Goal: Pictures within the data are to be left out; everything else must be reproduced exactly.

[Entries with figure data]
--- Begin ---

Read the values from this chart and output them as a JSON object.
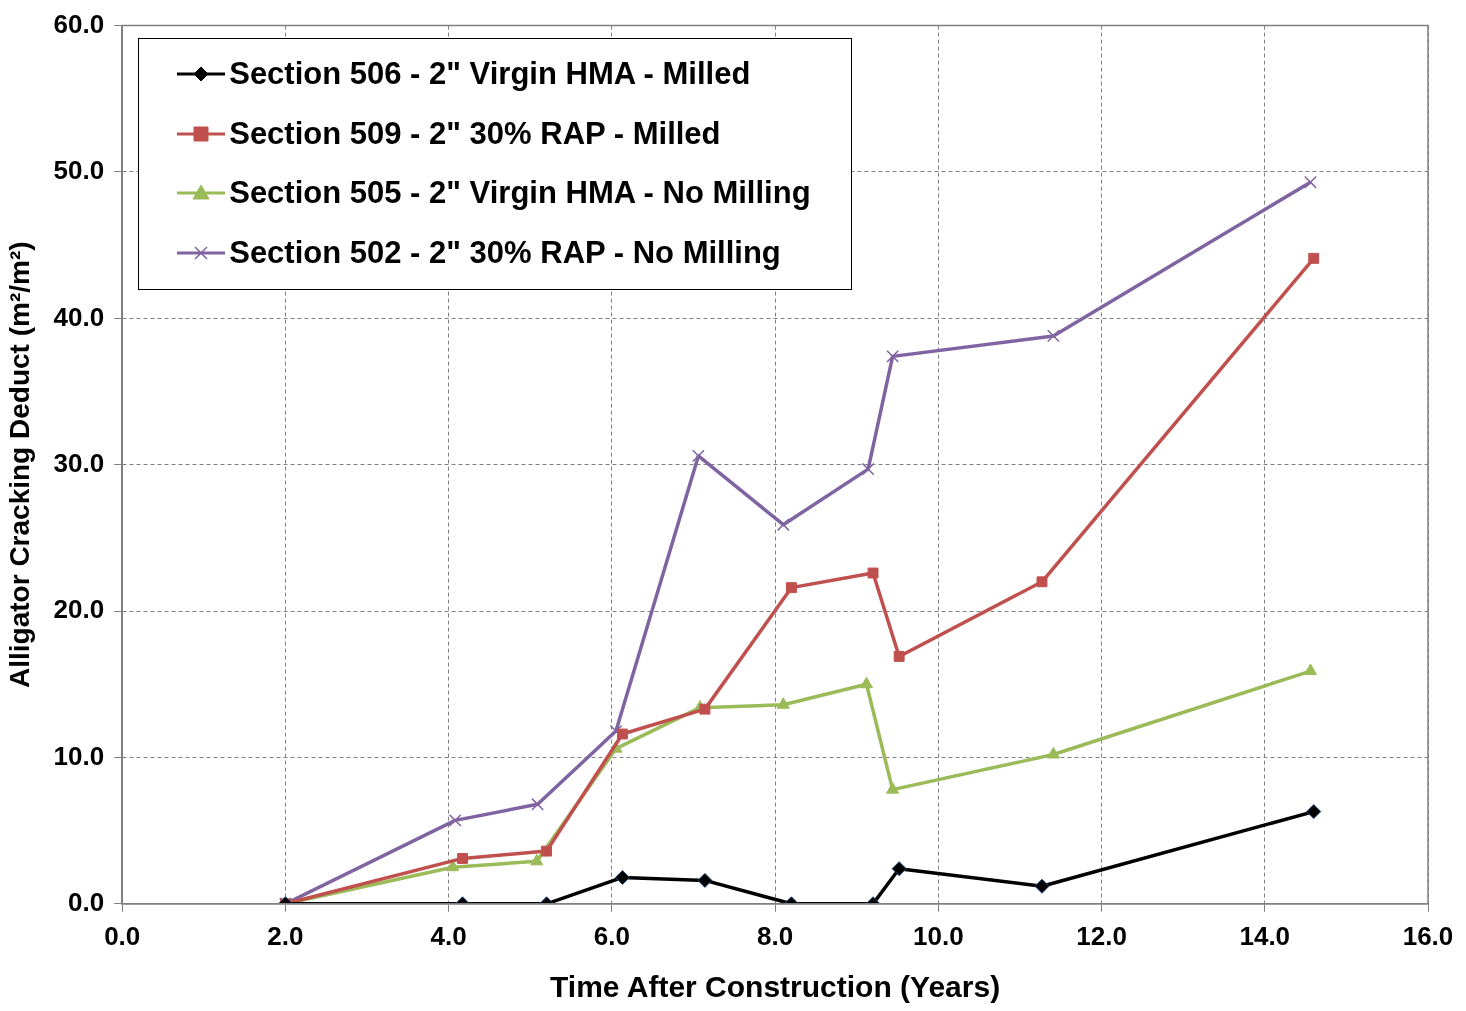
{
  "chart_data": {
    "type": "line",
    "xlabel": "Time After Construction (Years)",
    "ylabel": "Alligator Cracking Deduct (m²/m²)",
    "xlim": [
      0,
      16
    ],
    "xticks": [
      {
        "value": 0,
        "label": "0.0"
      },
      {
        "value": 2,
        "label": "2.0"
      },
      {
        "value": 4,
        "label": "4.0"
      },
      {
        "value": 6,
        "label": "6.0"
      },
      {
        "value": 8,
        "label": "8.0"
      },
      {
        "value": 10,
        "label": "10.0"
      },
      {
        "value": 12,
        "label": "12.0"
      },
      {
        "value": 14,
        "label": "14.0"
      },
      {
        "value": 16,
        "label": "16.0"
      }
    ],
    "ylim": [
      0,
      60
    ],
    "yticks": [
      {
        "value": 0,
        "label": "0.0"
      },
      {
        "value": 10,
        "label": "10.0"
      },
      {
        "value": 20,
        "label": "20.0"
      },
      {
        "value": 30,
        "label": "30.0"
      },
      {
        "value": 40,
        "label": "40.0"
      },
      {
        "value": 50,
        "label": "50.0"
      },
      {
        "value": 60,
        "label": "60.0"
      }
    ],
    "grid": true,
    "legend": "top left",
    "line_style": "solid",
    "series": [
      {
        "name": "Section 506 - 2\" Virgin HMA - Milled",
        "color": "#000000",
        "marker": "diamond",
        "x": [
          2.0,
          4.17,
          5.2,
          6.13,
          7.14,
          8.2,
          9.2,
          9.52,
          11.27,
          14.6
        ],
        "values": [
          0,
          0,
          0,
          1.8,
          1.6,
          0,
          0,
          2.4,
          1.2,
          6.3
        ]
      },
      {
        "name": "Section 509 - 2\" 30% RAP - Milled",
        "color": "#c0504d",
        "marker": "square",
        "x": [
          2.0,
          4.17,
          5.2,
          6.13,
          7.14,
          8.2,
          9.2,
          9.52,
          11.27,
          14.6
        ],
        "values": [
          0,
          3.1,
          3.6,
          11.6,
          13.3,
          21.6,
          22.6,
          16.9,
          22.0,
          44.1
        ]
      },
      {
        "name": "Section 505 - 2\" Virgin HMA - No Milling",
        "color": "#9bbb59",
        "marker": "triangle",
        "x": [
          2.0,
          4.05,
          5.08,
          6.05,
          7.08,
          8.1,
          9.12,
          9.44,
          11.41,
          14.56
        ],
        "values": [
          0,
          2.5,
          2.9,
          10.6,
          13.4,
          13.6,
          15.0,
          7.8,
          10.2,
          15.9
        ]
      },
      {
        "name": "Section 502 - 2\" 30% RAP - No Milling",
        "color": "#8064a2",
        "marker": "cross",
        "x": [
          2.0,
          4.08,
          5.09,
          6.05,
          7.06,
          8.1,
          9.14,
          9.44,
          11.41,
          14.56
        ],
        "values": [
          0,
          5.7,
          6.8,
          11.8,
          30.6,
          25.9,
          29.7,
          37.4,
          38.8,
          49.3
        ]
      }
    ]
  }
}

--- End ---

Solution below:
Read the values from this chart and output them as a JSON object.
{
  "chart_data": {
    "type": "line",
    "xlabel": "Time After Construction (Years)",
    "ylabel": "Alligator Cracking Deduct (m²/m²)",
    "xlim": [
      0,
      16
    ],
    "xticks": [
      {
        "value": 0,
        "label": "0.0"
      },
      {
        "value": 2,
        "label": "2.0"
      },
      {
        "value": 4,
        "label": "4.0"
      },
      {
        "value": 6,
        "label": "6.0"
      },
      {
        "value": 8,
        "label": "8.0"
      },
      {
        "value": 10,
        "label": "10.0"
      },
      {
        "value": 12,
        "label": "12.0"
      },
      {
        "value": 14,
        "label": "14.0"
      },
      {
        "value": 16,
        "label": "16.0"
      }
    ],
    "ylim": [
      0,
      60
    ],
    "yticks": [
      {
        "value": 0,
        "label": "0.0"
      },
      {
        "value": 10,
        "label": "10.0"
      },
      {
        "value": 20,
        "label": "20.0"
      },
      {
        "value": 30,
        "label": "30.0"
      },
      {
        "value": 40,
        "label": "40.0"
      },
      {
        "value": 50,
        "label": "50.0"
      },
      {
        "value": 60,
        "label": "60.0"
      }
    ],
    "grid": true,
    "legend": "top left",
    "line_style": "solid",
    "series": [
      {
        "name": "Section 506 - 2\" Virgin HMA - Milled",
        "color": "#000000",
        "marker": "diamond",
        "x": [
          2.0,
          4.17,
          5.2,
          6.13,
          7.14,
          8.2,
          9.2,
          9.52,
          11.27,
          14.6
        ],
        "values": [
          0,
          0,
          0,
          1.8,
          1.6,
          0,
          0,
          2.4,
          1.2,
          6.3
        ]
      },
      {
        "name": "Section 509 - 2\" 30% RAP - Milled",
        "color": "#c0504d",
        "marker": "square",
        "x": [
          2.0,
          4.17,
          5.2,
          6.13,
          7.14,
          8.2,
          9.2,
          9.52,
          11.27,
          14.6
        ],
        "values": [
          0,
          3.1,
          3.6,
          11.6,
          13.3,
          21.6,
          22.6,
          16.9,
          22.0,
          44.1
        ]
      },
      {
        "name": "Section 505 - 2\" Virgin HMA - No Milling",
        "color": "#9bbb59",
        "marker": "triangle",
        "x": [
          2.0,
          4.05,
          5.08,
          6.05,
          7.08,
          8.1,
          9.12,
          9.44,
          11.41,
          14.56
        ],
        "values": [
          0,
          2.5,
          2.9,
          10.6,
          13.4,
          13.6,
          15.0,
          7.8,
          10.2,
          15.9
        ]
      },
      {
        "name": "Section 502 - 2\" 30% RAP - No Milling",
        "color": "#8064a2",
        "marker": "cross",
        "x": [
          2.0,
          4.08,
          5.09,
          6.05,
          7.06,
          8.1,
          9.14,
          9.44,
          11.41,
          14.56
        ],
        "values": [
          0,
          5.7,
          6.8,
          11.8,
          30.6,
          25.9,
          29.7,
          37.4,
          38.8,
          49.3
        ]
      }
    ]
  }
}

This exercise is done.